Your goal
Extract all lines from the data beneath that include the word "toebehoren".

Data section
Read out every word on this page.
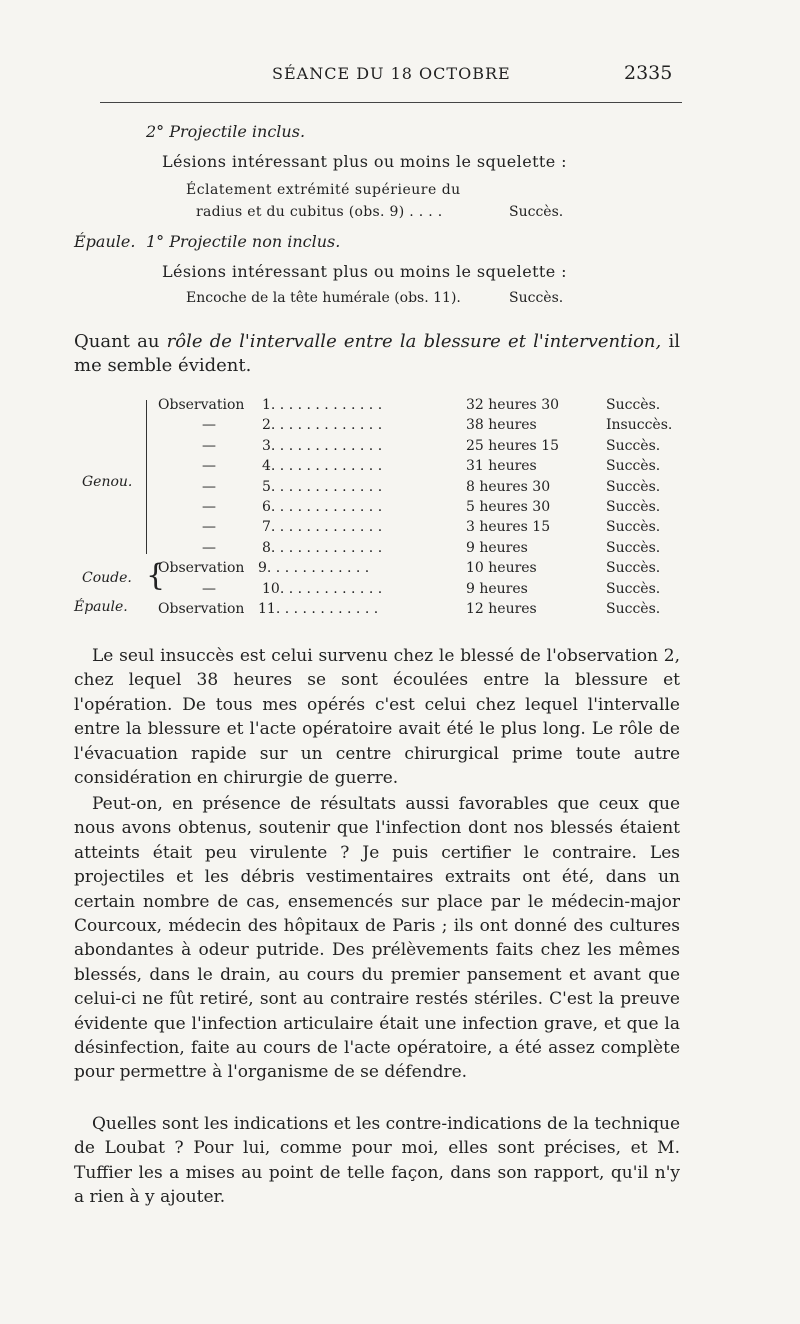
SÉANCE DU 18 OCTOBRE	2335
2° Projectile inclus.
Lésions intéressant plus ou moins le squelette :
Éclatement extrémité supérieure du
radius et du cubitus (obs. 9) . . . .	Succès.
Épaule. 1° Projectile non inclus.
Lésions intéressant plus ou moins le squelette :
Encoche de la tête humérale (obs. 11).	Succès.
Quant au rôle de l'intervalle entre la blessure et l'intervention, il me semble évident.
Genou.
Coude. {
Épaule.
Observation 1. . . . . . . . . . . . .	32 heures 30	Succès.
—	2. . . . . . . . . . . . .	38 heures	Insuccès.
—	3. . . . . . . . . . . . .	25 heures 15	Succès.
—	4. . . . . . . . . . . . .	31 heures	Succès.
—	5. . . . . . . . . . . . .	8 heures 30	Succès.
—	6. . . . . . . . . . . . .	5 heures 30	Succès.
—	7. . . . . . . . . . . . .	3 heures 15	Succès.
—	8. . . . . . . . . . . . .	9 heures	Succès.
Observation 9. . . . . . . . . . . .	10 heures	Succès.
—	10. . . . . . . . . . . .	9 heures	Succès.
Observation 11. . . . . . . . . . . .	12 heures	Succès.

Le seul insuccès est celui survenu chez le blessé de l'observation 2, chez lequel 38 heures se sont écoulées entre la blessure et l'opération. De tous mes opérés c'est celui chez lequel l'intervalle entre la blessure et l'acte opératoire avait été le plus long. Le rôle de l'évacuation rapide sur un centre chirurgical prime toute autre considération en chirurgie de guerre.

Peut-on, en présence de résultats aussi favorables que ceux que nous avons obtenus, soutenir que l'infection dont nos blessés étaient atteints était peu virulente ? Je puis certifier le contraire. Les projectiles et les débris vestimentaires extraits ont été, dans un certain nombre de cas, ensemencés sur place par le médecin-major Courcoux, médecin des hôpitaux de Paris ; ils ont donné des cultures abondantes à odeur putride. Des prélèvements faits chez les mêmes blessés, dans le drain, au cours du premier pansement et avant que celui-ci ne fût retiré, sont au contraire restés stériles. C'est la preuve évidente que l'infection articulaire était une infection grave, et que la désinfection, faite au cours de l'acte opératoire, a été assez complète pour permettre à l'organisme de se défendre.

Quelles sont les indications et les contre-indications de la technique de Loubat ? Pour lui, comme pour moi, elles sont précises, et M. Tuffier les a mises au point de telle façon, dans son rapport, qu'il n'y a rien à y ajouter.
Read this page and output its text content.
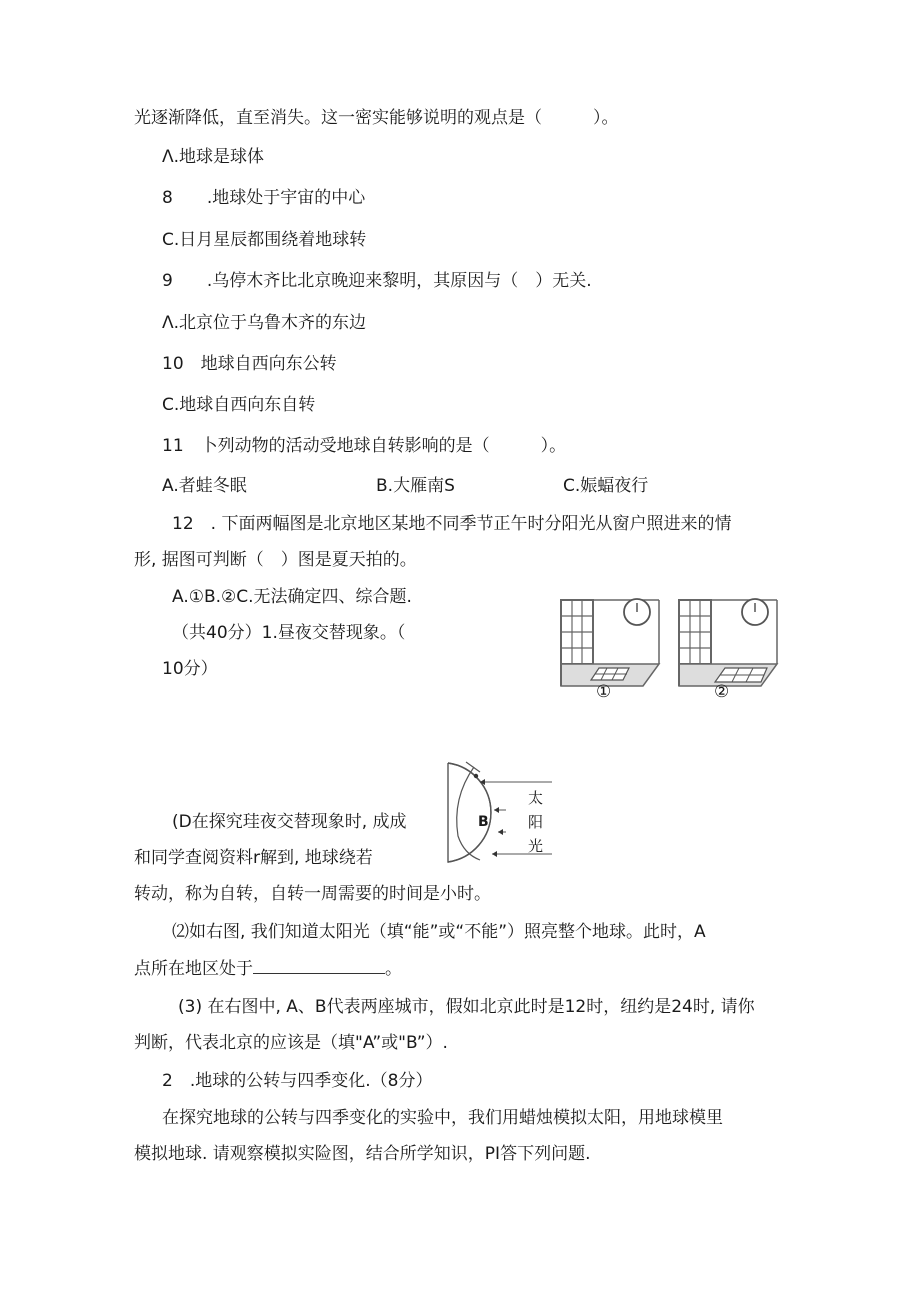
光逐渐降低，直至消失。这一密实能够说明的观点是（　　　）。
Λ.地球是球体
8　　.地球处于宇宙的中心
C.日月星辰都围绕着地球转
9　　.乌停木齐比北京晚迎来黎明，其原因与（　）无关.
Λ.北京位于乌鲁木齐的东边
10　地球自西向东公转
C.地球自西向东自转
11　卜列动物的活动受地球自转影响的是（　　　）。
A.者蛙冬眠	B.大雁南S	C.娠蝠夜行
12　. 下面两幅图是北京地区某地不同季节正午时分阳光从窗户照进来的情
形, 据图可判断（　）图是夏天拍的。
A.①B.②C.无法确定四、综合题.
（共40分）1.昼夜交替现象。（
10分）
①	②
B
太
阳
光
(D在探究珪夜交替现象时, 成成
和同学查阅资料r解到, 地球绕若
转动，称为自转，自转一周需要的时间是小时。
⑵如右图, 我们知道太阳光（填“能”或“不能”）照亮整个地球。此时，A
点所在地区处于	。
(3) 在右图中, A、B代表两座城市，假如北京此时是12时，纽约是24时, 请你
判断，代表北京的应该是（填"A”或"B”）.
2　.地球的公转与四季变化.（8分）
在探究地球的公转与四季变化的实验中，我们用蜡烛模拟太阳，用地球模里
模拟地球. 请观察模拟实险图，结合所学知识，PI答下列问题.
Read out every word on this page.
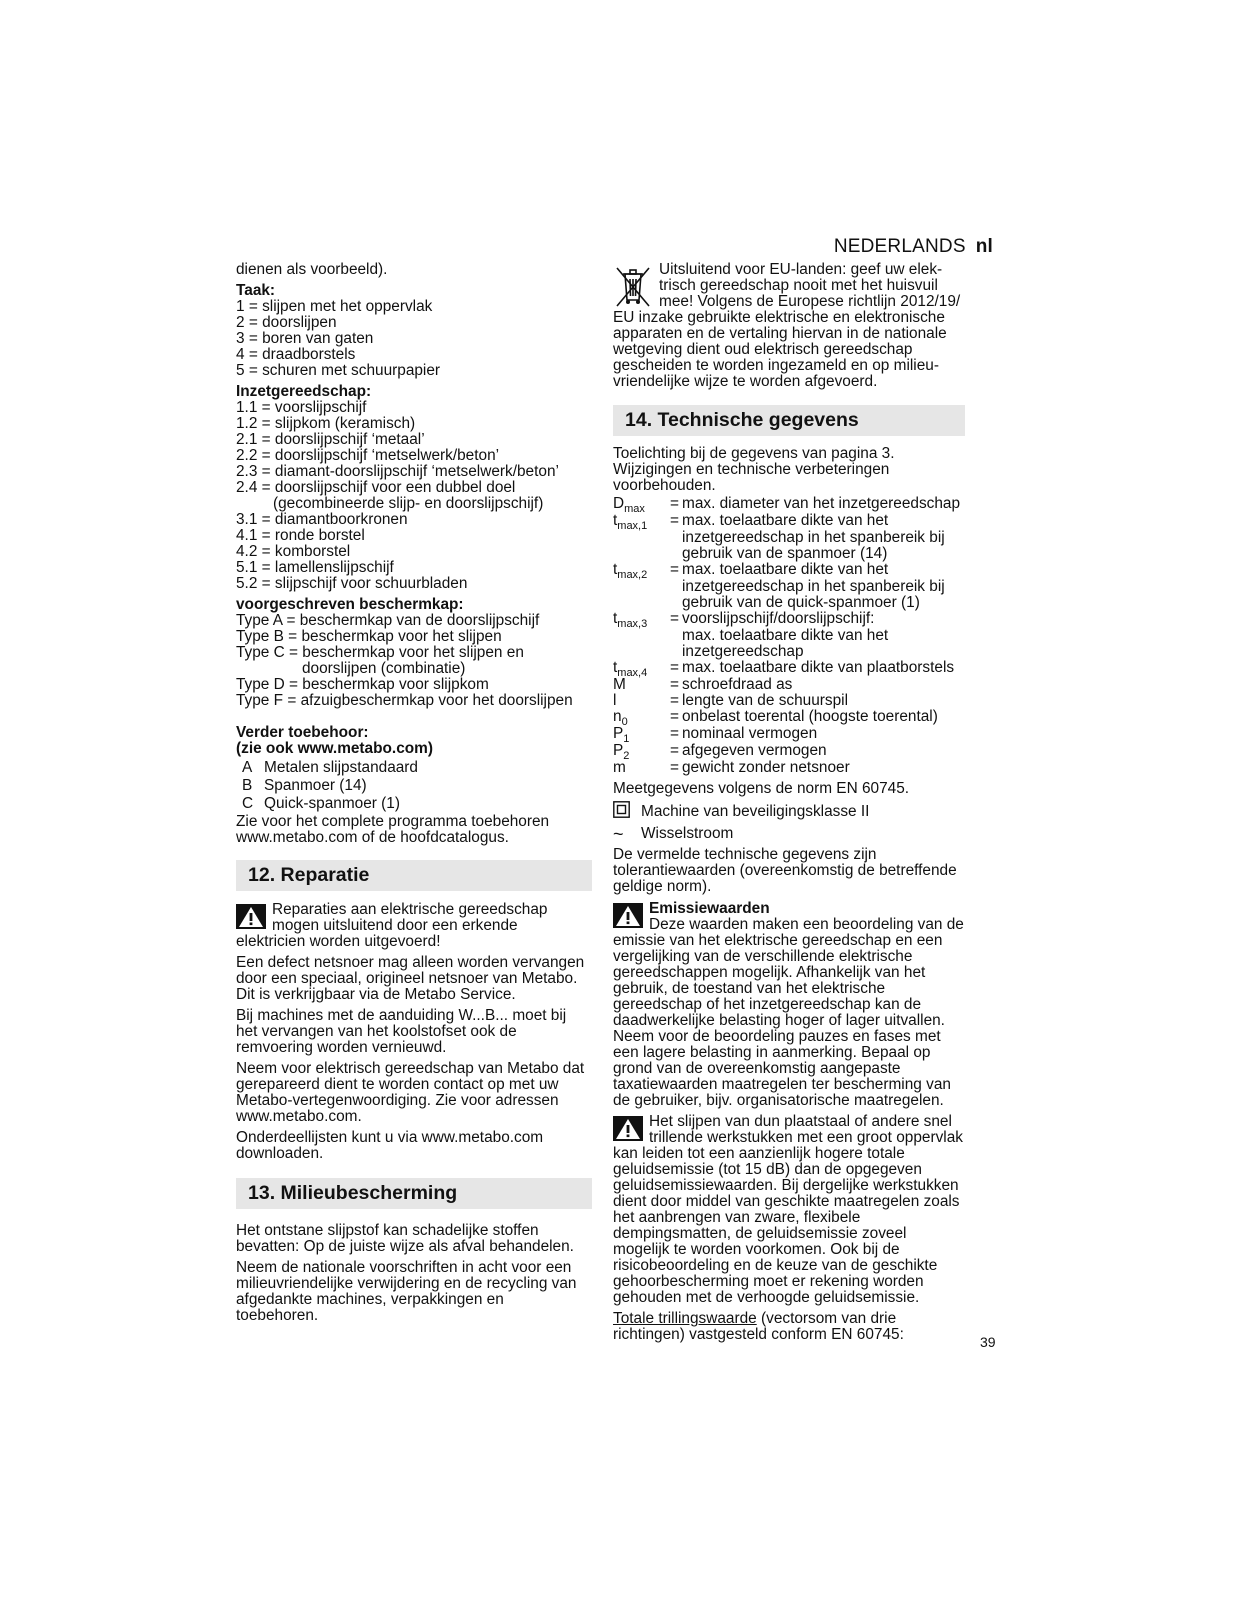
NEDERLANDS nl
dienen als voorbeeld).
Taak:
1 = slijpen met het oppervlak
2 = doorslijpen
3 = boren van gaten
4 = draadborstels
5 = schuren met schuurpapier
Inzetgereedschap:
1.1 = voorslijpschijf
1.2 = slijpkom (keramisch)
2.1 = doorslijpschijf ‘metaal’
2.2 = doorslijpschijf ‘metselwerk/beton’
2.3 = diamant-doorslijpschijf ‘metselwerk/beton’
2.4 = doorslijpschijf voor een dubbel doel
(gecombineerde slijp- en doorslijpschijf)
3.1 = diamantboorkronen
4.1 = ronde borstel
4.2 = komborstel
5.1 = lamellenslijpschijf
5.2 = slijpschijf voor schuurbladen
voorgeschreven beschermkap:
Type A = beschermkap van de doorslijpschijf
Type B = beschermkap voor het slijpen
Type C = beschermkap voor het slijpen en
doorslijpen (combinatie)
Type D = beschermkap voor slijpkom
Type F = afzuigbeschermkap voor het doorslijpen
Verder toebehoor:
(zie ook www.metabo.com)
A Metalen slijpstandaard
B Spanmoer (14)
C Quick-spanmoer (1)
Zie voor het complete programma toebehoren
www.metabo.com of de hoofdcatalogus.
12. Reparatie
Reparaties aan elektrische gereedschap
mogen uitsluitend door een erkende
elektricien worden uitgevoerd!
Een defect netsnoer mag alleen worden vervangen
door een speciaal, origineel netsnoer van Metabo.
Dit is verkrijgbaar via de Metabo Service.
Bij machines met de aanduiding W...B... moet bij
het vervangen van het koolstofset ook de
remvoering worden vernieuwd.
Neem voor elektrisch gereedschap van Metabo dat
gerepareerd dient te worden contact op met uw
Metabo-vertegenwoordiging. Zie voor adressen
www.metabo.com.
Onderdeellijsten kunt u via www.metabo.com
downloaden.
13. Milieubescherming
Het ontstane slijpstof kan schadelijke stoffen
bevatten: Op de juiste wijze als afval behandelen.
Neem de nationale voorschriften in acht voor een
milieuvriendelijke verwijdering en de recycling van
afgedankte machines, verpakkingen en
toebehoren.
Uitsluitend voor EU-landen: geef uw elek-
trisch gereedschap nooit met het huisvuil
mee! Volgens de Europese richtlijn 2012/19/
EU inzake gebruikte elektrische en elektronische
apparaten en de vertaling hiervan in de nationale
wetgeving dient oud elektrisch gereedschap
gescheiden te worden ingezameld en op milieu-
vriendelijke wijze te worden afgevoerd.
14. Technische gegevens
Toelichting bij de gegevens van pagina 3.
Wijzigingen en technische verbeteringen
voorbehouden.
$D_{max}$	= max. diameter van het inzetgereedschap
$t_{max,1}$	= max. toelaatbare dikte van het
inzetgereedschap in het spanbereik bij
gebruik van de spanmoer (14)
$t_{max,2}$	= max. toelaatbare dikte van het
inzetgereedschap in het spanbereik bij
gebruik van de quick-spanmoer (1)
$t_{max,3}$	= voorslijpschijf/doorslijpschijf:
max. toelaatbare dikte van het
inzetgereedschap
$t_{max,4}$	= max. toelaatbare dikte van plaatborstels
M	= schroefdraad as
l	= lengte van de schuurspil
$n_0$	= onbelast toerental (hoogste toerental)
$P_1$	= nominaal vermogen
$P_2$	= afgegeven vermogen
m	= gewicht zonder netsnoer
Meetgegevens volgens de norm EN 60745.
Machine van beveiligingsklasse II
~	Wisselstroom
De vermelde technische gegevens zijn
tolerantiewaarden (overeenkomstig de betreffende
geldige norm).
Emissiewaarden
Deze waarden maken een beoordeling van de
emissie van het elektrische gereedschap en een
vergelijking van de verschillende elektrische
gereedschappen mogelijk. Afhankelijk van het
gebruik, de toestand van het elektrische
gereedschap of het inzetgereedschap kan de
daadwerkelijke belasting hoger of lager uitvallen.
Neem voor de beoordeling pauzes en fases met
een lagere belasting in aanmerking. Bepaal op
grond van de overeenkomstig aangepaste
taxatiewaarden maatregelen ter bescherming van
de gebruiker, bijv. organisatorische maatregelen.
Het slijpen van dun plaatstaal of andere snel
trillende werkstukken met een groot oppervlak
kan leiden tot een aanzienlijk hogere totale
geluidsemissie (tot 15 dB) dan de opgegeven
geluidsemissiewaarden. Bij dergelijke werkstukken
dient door middel van geschikte maatregelen zoals
het aanbrengen van zware, flexibele
dempingsmatten, de geluidsemissie zoveel
mogelijk te worden voorkomen. Ook bij de
risicobeoordeling en de keuze van de geschikte
gehoorbescherming moet er rekening worden
gehouden met de verhoogde geluidsemissie.
Totale trillingswaarde (vectorsom van drie
richtingen) vastgesteld conform EN 60745:	39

Task answer
Zie voor het complete programma toebehoren
toebehoren.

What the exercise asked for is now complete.